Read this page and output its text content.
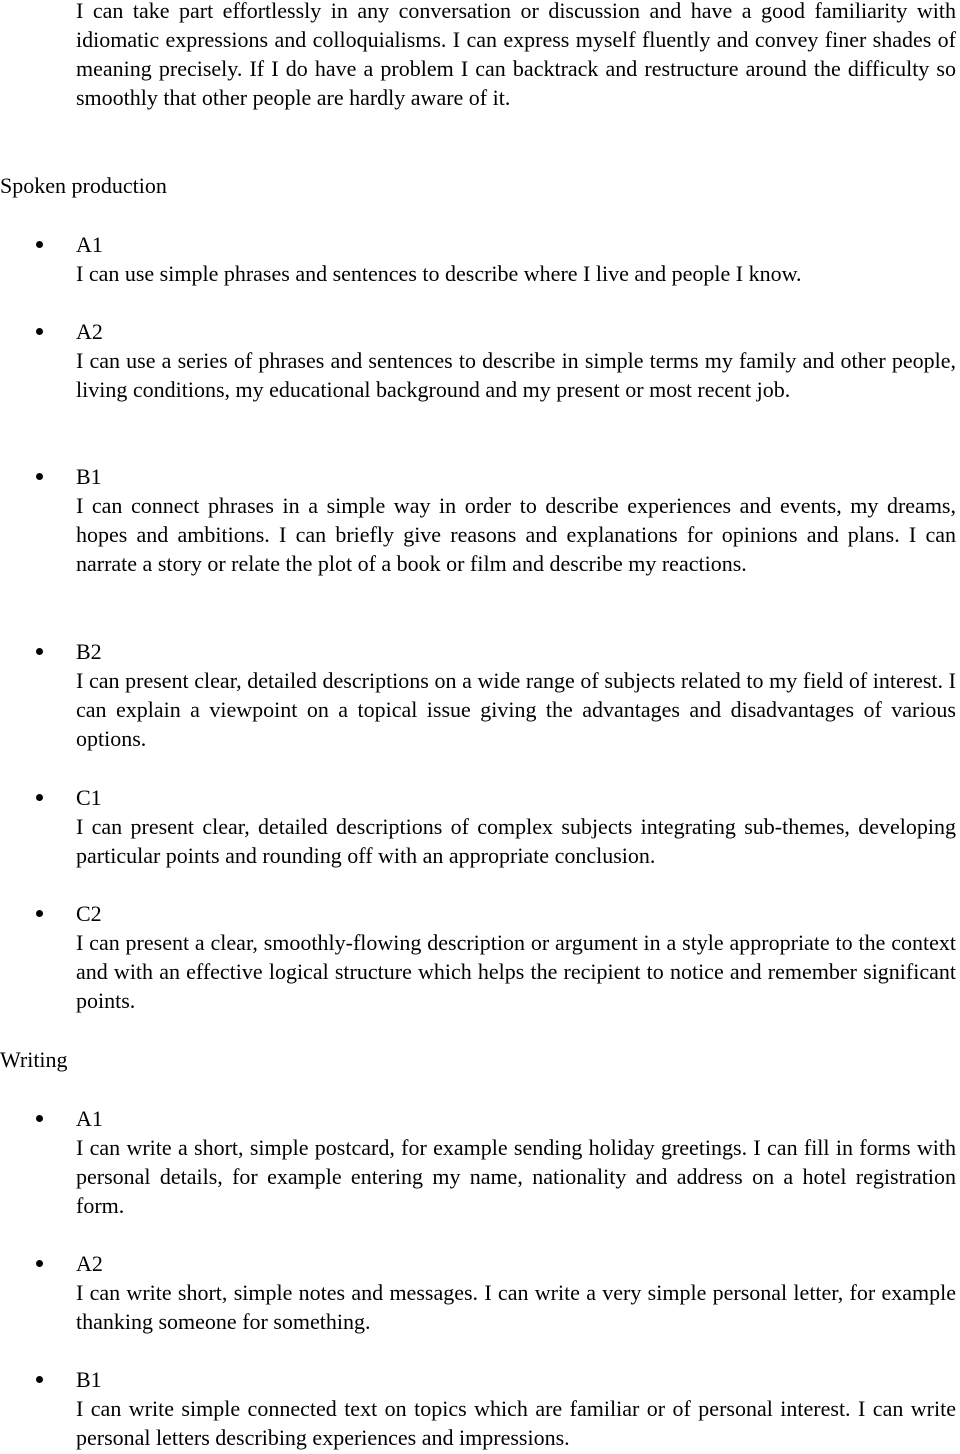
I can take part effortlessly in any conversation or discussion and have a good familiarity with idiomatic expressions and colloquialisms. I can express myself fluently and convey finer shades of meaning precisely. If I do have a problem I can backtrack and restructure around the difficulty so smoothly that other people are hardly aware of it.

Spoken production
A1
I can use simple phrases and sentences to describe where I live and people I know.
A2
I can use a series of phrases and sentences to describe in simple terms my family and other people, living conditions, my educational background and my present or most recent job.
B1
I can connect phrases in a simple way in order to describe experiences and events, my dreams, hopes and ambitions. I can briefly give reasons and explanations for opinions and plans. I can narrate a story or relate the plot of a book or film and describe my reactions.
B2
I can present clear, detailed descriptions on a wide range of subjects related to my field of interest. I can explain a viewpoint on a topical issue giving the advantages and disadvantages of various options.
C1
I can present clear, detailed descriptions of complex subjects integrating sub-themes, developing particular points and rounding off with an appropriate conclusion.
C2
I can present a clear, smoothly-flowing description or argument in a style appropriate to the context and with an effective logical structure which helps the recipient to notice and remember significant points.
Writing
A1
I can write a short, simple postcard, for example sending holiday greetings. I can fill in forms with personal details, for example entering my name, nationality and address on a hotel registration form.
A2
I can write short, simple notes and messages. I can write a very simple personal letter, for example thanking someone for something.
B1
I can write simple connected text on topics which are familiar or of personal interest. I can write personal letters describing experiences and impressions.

□ □ □ □ □

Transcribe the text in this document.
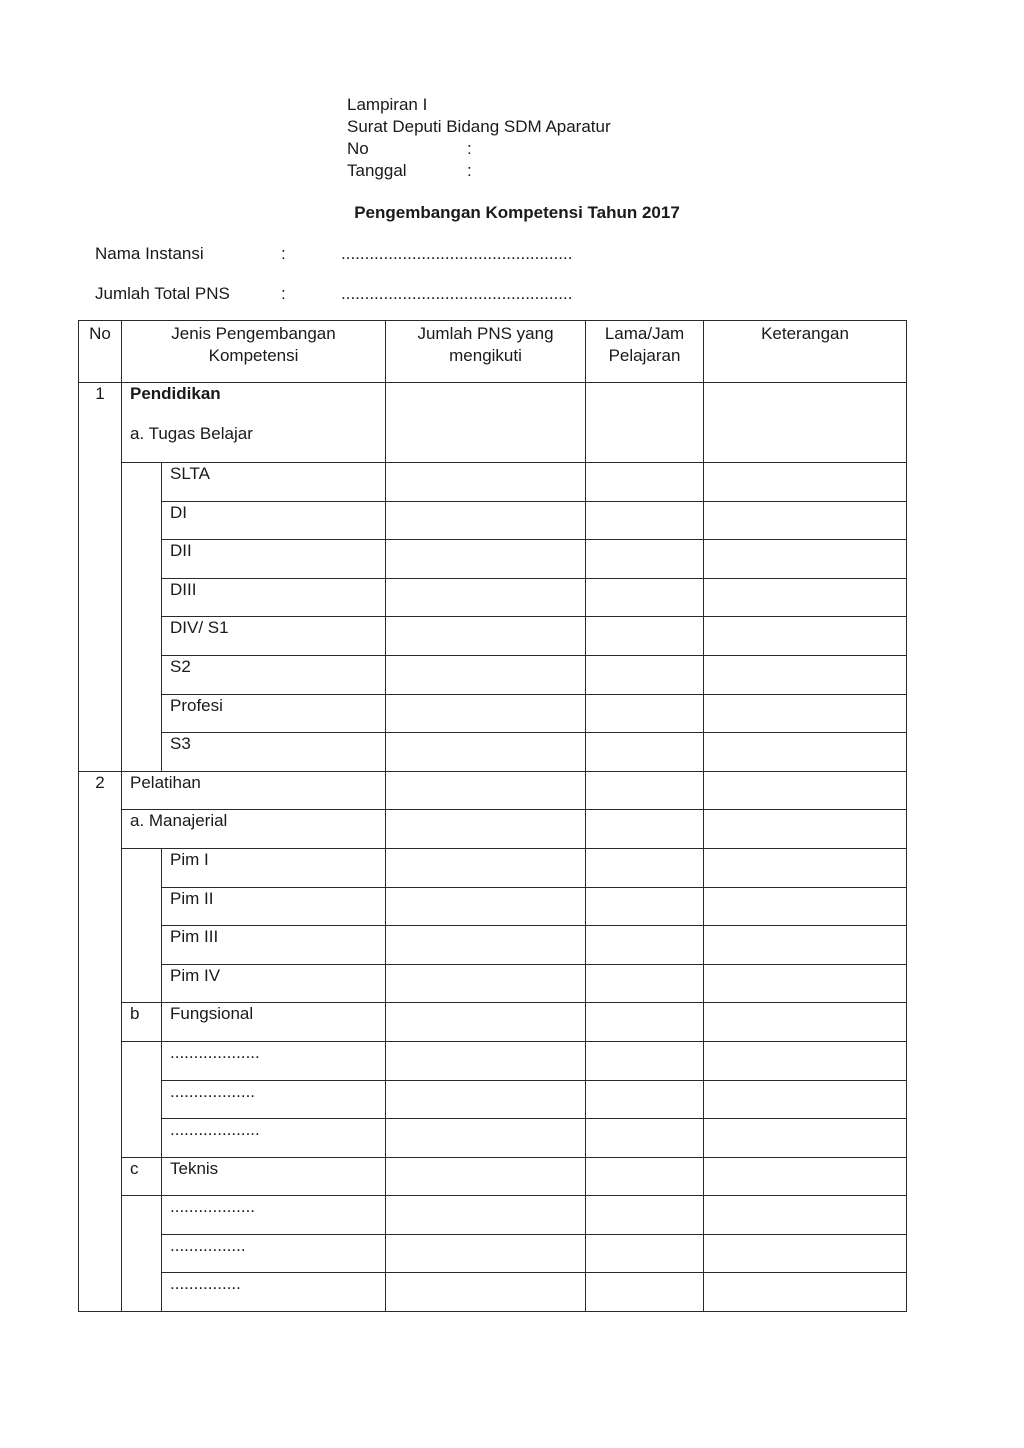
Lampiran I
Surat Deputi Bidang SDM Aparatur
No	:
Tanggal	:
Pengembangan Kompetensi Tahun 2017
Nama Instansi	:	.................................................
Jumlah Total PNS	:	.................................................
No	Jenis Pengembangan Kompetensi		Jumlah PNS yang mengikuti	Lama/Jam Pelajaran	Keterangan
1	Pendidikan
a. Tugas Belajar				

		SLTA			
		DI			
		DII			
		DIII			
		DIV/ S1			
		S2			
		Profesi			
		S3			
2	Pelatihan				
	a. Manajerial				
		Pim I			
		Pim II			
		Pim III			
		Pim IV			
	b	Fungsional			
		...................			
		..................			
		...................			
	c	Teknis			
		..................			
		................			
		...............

□ □ □ □ □

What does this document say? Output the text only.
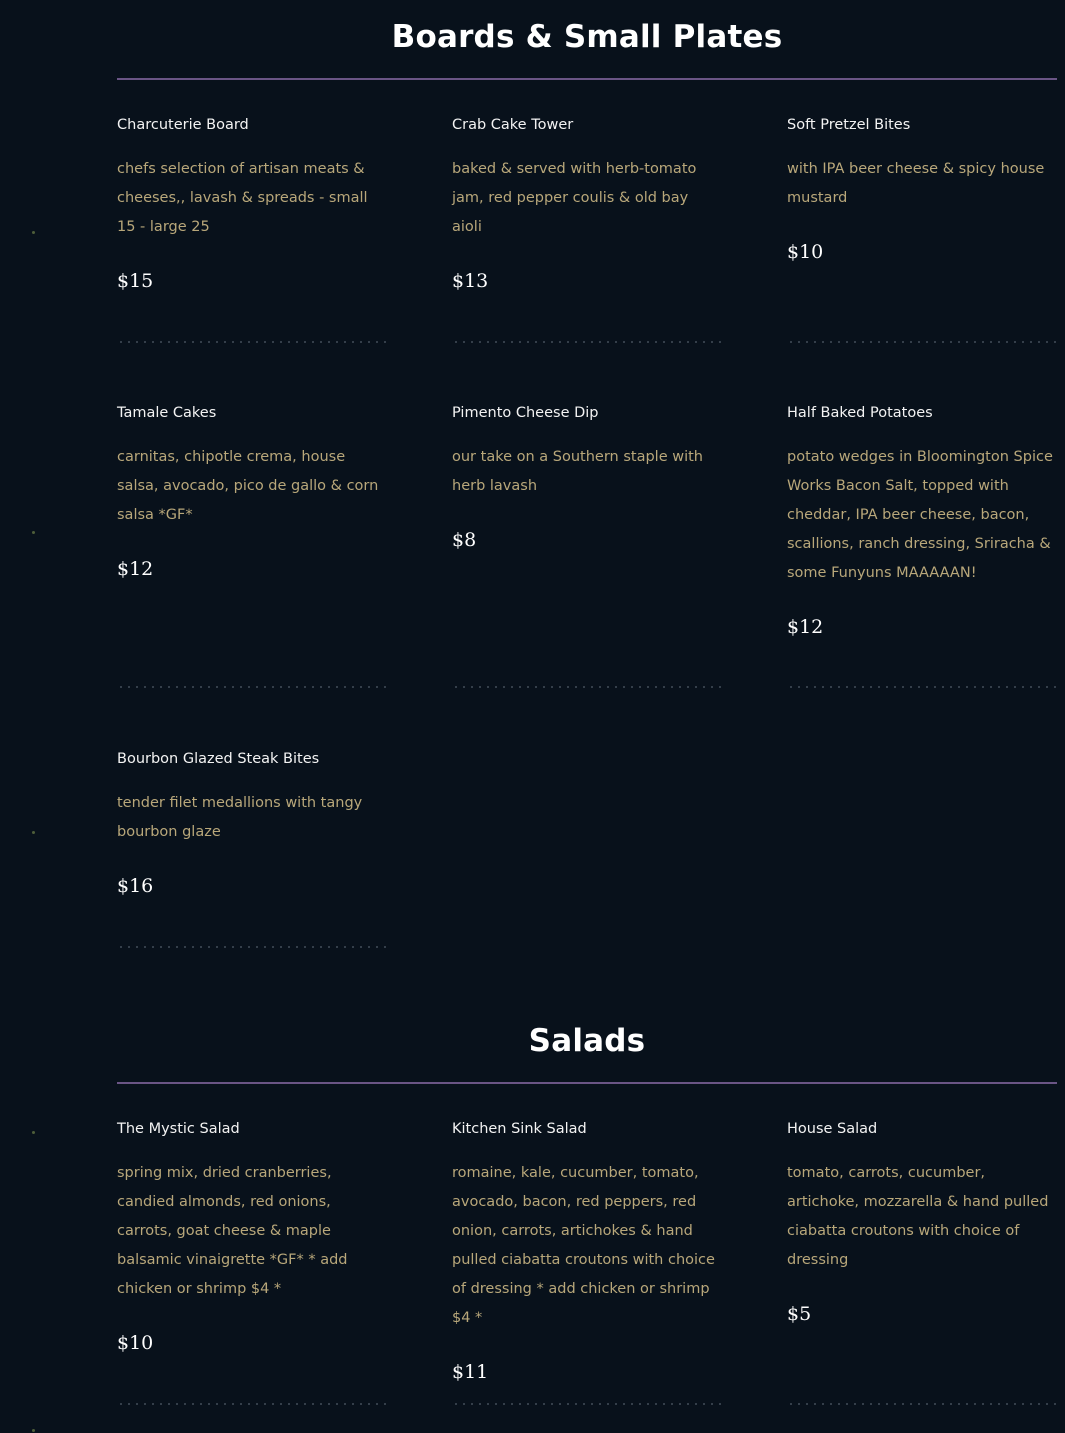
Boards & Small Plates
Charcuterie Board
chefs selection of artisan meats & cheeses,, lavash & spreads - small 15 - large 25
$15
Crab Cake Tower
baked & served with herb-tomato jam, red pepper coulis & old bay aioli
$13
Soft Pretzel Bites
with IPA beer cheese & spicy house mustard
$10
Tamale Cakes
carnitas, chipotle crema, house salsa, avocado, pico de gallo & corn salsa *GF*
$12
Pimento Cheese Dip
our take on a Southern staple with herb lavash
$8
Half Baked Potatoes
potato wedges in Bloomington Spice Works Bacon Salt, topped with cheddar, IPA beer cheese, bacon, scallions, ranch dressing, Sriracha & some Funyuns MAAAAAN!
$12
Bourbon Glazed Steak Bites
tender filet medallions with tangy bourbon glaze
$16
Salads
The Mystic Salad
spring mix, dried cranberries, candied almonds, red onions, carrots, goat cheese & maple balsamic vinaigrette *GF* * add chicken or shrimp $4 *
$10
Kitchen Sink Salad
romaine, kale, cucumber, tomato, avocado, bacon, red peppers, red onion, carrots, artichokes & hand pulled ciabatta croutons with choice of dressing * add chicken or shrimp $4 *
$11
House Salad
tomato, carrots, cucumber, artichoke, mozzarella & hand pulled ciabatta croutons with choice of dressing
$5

□ □ □ □ □

## [Task description]
In the records above, find the lines containing "Bites" and copy them.

## [Solution for this exercise]
Soft Pretzel Bites
Bourbon Glazed Steak Bites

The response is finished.